start
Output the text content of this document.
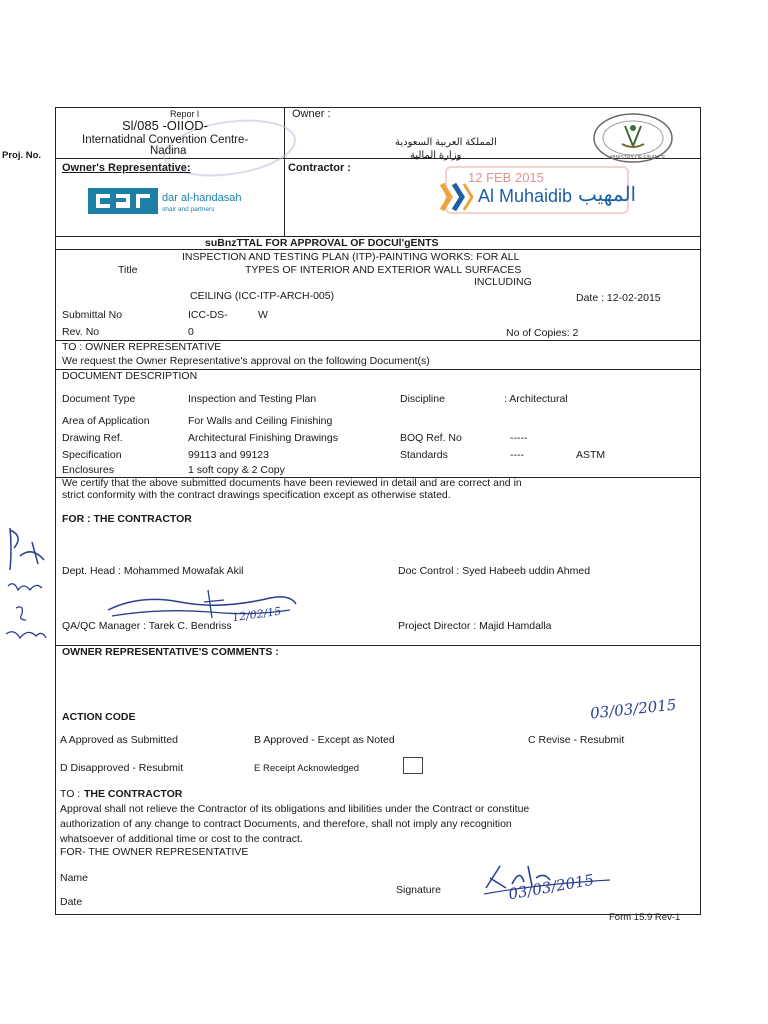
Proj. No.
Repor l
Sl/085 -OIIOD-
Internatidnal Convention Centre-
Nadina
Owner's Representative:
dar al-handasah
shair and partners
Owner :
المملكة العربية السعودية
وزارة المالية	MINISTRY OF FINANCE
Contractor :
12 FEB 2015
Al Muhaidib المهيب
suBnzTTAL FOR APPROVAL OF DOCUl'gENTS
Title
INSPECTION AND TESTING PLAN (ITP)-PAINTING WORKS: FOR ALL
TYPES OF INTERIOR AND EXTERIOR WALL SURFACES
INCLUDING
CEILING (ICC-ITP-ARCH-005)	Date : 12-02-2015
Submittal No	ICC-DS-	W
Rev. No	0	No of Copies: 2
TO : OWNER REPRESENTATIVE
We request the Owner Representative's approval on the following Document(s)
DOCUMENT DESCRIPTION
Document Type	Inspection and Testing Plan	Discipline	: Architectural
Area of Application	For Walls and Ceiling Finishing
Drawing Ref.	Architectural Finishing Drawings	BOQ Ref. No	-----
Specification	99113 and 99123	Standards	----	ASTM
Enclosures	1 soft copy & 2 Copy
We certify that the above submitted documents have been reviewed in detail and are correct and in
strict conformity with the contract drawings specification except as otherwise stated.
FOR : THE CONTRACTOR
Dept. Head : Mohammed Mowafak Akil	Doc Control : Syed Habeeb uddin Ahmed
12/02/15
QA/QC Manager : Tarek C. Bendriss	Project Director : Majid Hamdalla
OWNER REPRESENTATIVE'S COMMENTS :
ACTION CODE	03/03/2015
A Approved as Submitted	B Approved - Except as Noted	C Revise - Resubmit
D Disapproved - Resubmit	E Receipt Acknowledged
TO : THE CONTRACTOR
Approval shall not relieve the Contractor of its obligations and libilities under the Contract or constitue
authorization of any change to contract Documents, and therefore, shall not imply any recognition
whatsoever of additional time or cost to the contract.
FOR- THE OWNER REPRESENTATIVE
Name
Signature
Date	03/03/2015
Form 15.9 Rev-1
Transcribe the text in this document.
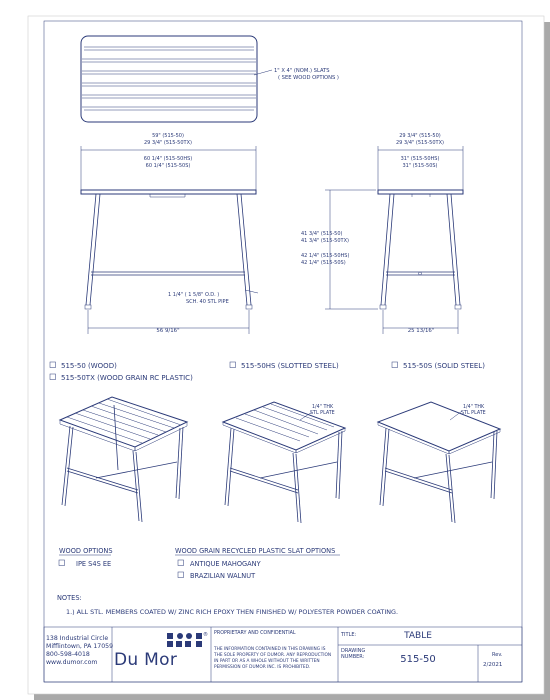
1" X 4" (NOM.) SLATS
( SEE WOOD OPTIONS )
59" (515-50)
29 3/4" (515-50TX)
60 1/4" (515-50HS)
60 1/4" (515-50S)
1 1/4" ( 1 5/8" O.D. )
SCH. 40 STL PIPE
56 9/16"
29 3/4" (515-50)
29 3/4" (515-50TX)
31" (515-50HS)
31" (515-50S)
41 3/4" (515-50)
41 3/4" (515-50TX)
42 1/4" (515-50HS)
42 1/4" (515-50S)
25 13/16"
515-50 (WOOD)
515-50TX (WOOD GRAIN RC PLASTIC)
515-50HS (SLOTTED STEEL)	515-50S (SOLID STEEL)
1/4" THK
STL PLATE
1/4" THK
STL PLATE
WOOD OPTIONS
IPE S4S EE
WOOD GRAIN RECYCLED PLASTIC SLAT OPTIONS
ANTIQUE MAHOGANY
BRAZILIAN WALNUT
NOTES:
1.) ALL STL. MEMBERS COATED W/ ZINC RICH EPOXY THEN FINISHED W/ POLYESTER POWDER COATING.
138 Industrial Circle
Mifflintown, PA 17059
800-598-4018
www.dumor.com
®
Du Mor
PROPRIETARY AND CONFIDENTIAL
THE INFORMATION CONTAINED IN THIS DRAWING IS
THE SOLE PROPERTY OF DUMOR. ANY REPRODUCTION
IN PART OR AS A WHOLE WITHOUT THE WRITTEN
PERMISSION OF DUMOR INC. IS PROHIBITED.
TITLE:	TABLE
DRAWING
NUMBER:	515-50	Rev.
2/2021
end
◆ **Exercise task**: The records above must be transcribed exactly. Pictures are left out of the copy.

◆ **Result of the task**:
Output the text content of this document.
Proj. No.
Repor l
Sl/085 -OIIOD-
Internatidnal Convention Centre-
Nadina
Owner's Representative:
dar al-handasah
shair and partners
Owner :
المملكة العربية السعودية
وزارة المالية	MINISTRY OF FINANCE
Contractor :
12 FEB 2015
Al Muhaidib المهيب
suBnzTTAL FOR APPROVAL OF DOCUl'gENTS
Title
INSPECTION AND TESTING PLAN (ITP)-PAINTING WORKS: FOR ALL
TYPES OF INTERIOR AND EXTERIOR WALL SURFACES
INCLUDING
CEILING (ICC-ITP-ARCH-005)	Date : 12-02-2015
Submittal No	ICC-DS-	W
Rev. No	0	No of Copies: 2
TO : OWNER REPRESENTATIVE
We request the Owner Representative's approval on the following Document(s)
DOCUMENT DESCRIPTION
Document Type	Inspection and Testing Plan	Discipline	: Architectural
Area of Application	For Walls and Ceiling Finishing
Drawing Ref.	Architectural Finishing Drawings	BOQ Ref. No	-----
Specification	99113 and 99123	Standards	----	ASTM
Enclosures	1 soft copy & 2 Copy
We certify that the above submitted documents have been reviewed in detail and are correct and in
strict conformity with the contract drawings specification except as otherwise stated.
FOR : THE CONTRACTOR
Dept. Head : Mohammed Mowafak Akil	Doc Control : Syed Habeeb uddin Ahmed
12/02/15
QA/QC Manager : Tarek C. Bendriss	Project Director : Majid Hamdalla
OWNER REPRESENTATIVE'S COMMENTS :
ACTION CODE	03/03/2015
A Approved as Submitted	B Approved - Except as Noted	C Revise - Resubmit
D Disapproved - Resubmit	E Receipt Acknowledged
TO : THE CONTRACTOR
Approval shall not relieve the Contractor of its obligations and libilities under the Contract or constitue
authorization of any change to contract Documents, and therefore, shall not imply any recognition
whatsoever of additional time or cost to the contract.
FOR- THE OWNER REPRESENTATIVE
Name
Signature
Date	03/03/2015
Form 15.9 Rev-1
Transcribe the text in this document.
1" X 4" (NOM.) SLATS
( SEE WOOD OPTIONS )
59" (515-50)
29 3/4" (515-50TX)
60 1/4" (515-50HS)
60 1/4" (515-50S)
1 1/4" ( 1 5/8" O.D. )
SCH. 40 STL PIPE
56 9/16"
29 3/4" (515-50)
29 3/4" (515-50TX)
31" (515-50HS)
31" (515-50S)
41 3/4" (515-50)
41 3/4" (515-50TX)
42 1/4" (515-50HS)
42 1/4" (515-50S)
25 13/16"
515-50 (WOOD)
515-50TX (WOOD GRAIN RC PLASTIC)
515-50HS (SLOTTED STEEL)	515-50S (SOLID STEEL)
1/4" THK
STL PLATE
1/4" THK
STL PLATE
WOOD OPTIONS
IPE S4S EE
WOOD GRAIN RECYCLED PLASTIC SLAT OPTIONS
ANTIQUE MAHOGANY
BRAZILIAN WALNUT
NOTES:
1.) ALL STL. MEMBERS COATED W/ ZINC RICH EPOXY THEN FINISHED W/ POLYESTER POWDER COATING.
138 Industrial Circle
Mifflintown, PA 17059
800-598-4018
www.dumor.com
®
Du Mor
PROPRIETARY AND CONFIDENTIAL
THE INFORMATION CONTAINED IN THIS DRAWING IS
THE SOLE PROPERTY OF DUMOR. ANY REPRODUCTION
IN PART OR AS A WHOLE WITHOUT THE WRITTEN
PERMISSION OF DUMOR INC. IS PROHIBITED.
TITLE:	TABLE
DRAWING
NUMBER:	515-50	Rev.
2/2021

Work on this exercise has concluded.